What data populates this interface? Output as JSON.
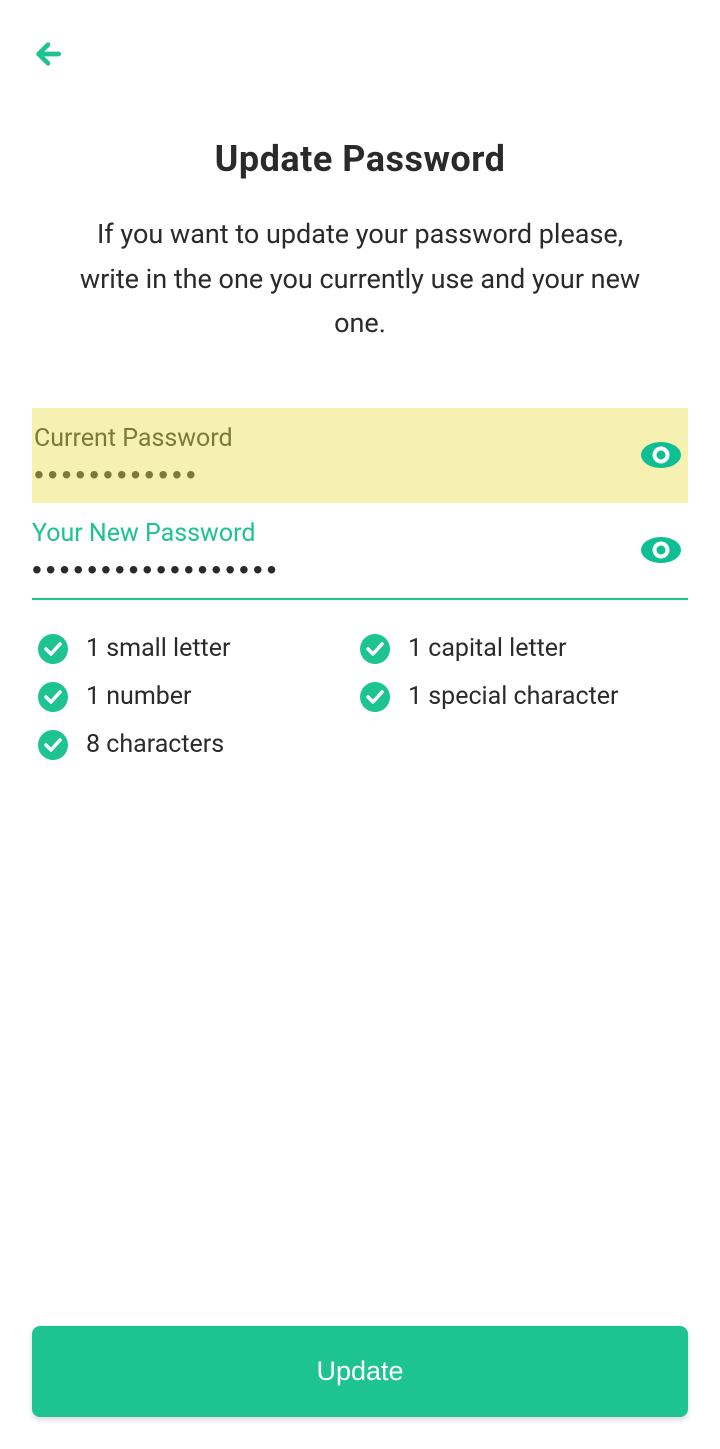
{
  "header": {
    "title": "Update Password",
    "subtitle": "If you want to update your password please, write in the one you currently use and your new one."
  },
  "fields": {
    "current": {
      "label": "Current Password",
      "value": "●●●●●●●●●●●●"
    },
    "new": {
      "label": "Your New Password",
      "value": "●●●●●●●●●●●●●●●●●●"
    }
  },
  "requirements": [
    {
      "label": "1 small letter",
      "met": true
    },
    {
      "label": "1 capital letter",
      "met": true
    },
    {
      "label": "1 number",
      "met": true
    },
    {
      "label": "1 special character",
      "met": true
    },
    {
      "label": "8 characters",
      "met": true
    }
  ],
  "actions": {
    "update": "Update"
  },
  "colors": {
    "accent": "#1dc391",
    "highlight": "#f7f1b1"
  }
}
§
> _Written problem_
Quote the listing above in full, except for the pictures.

> _Complete output_
What data populates this interface? Output as JSON.
{
  "header": {
    "title": "Update Password",
    "subtitle": "If you want to update your password please, write in the one you currently use and your new one."
  },
  "fields": {
    "current": {
      "label": "Current Password",
      "value": "●●●●●●●●●●●●"
    },
    "new": {
      "label": "Your New Password",
      "value": "●●●●●●●●●●●●●●●●●●"
    }
  },
  "requirements": [
    {
      "label": "1 small letter",
      "met": true
    },
    {
      "label": "1 capital letter",
      "met": true
    },
    {
      "label": "1 number",
      "met": true
    },
    {
      "label": "1 special character",
      "met": true
    },
    {
      "label": "8 characters",
      "met": true
    }
  ],
  "actions": {
    "update": "Update"
  },
  "colors": {
    "accent": "#1dc391",
    "highlight": "#f7f1b1"
  }
}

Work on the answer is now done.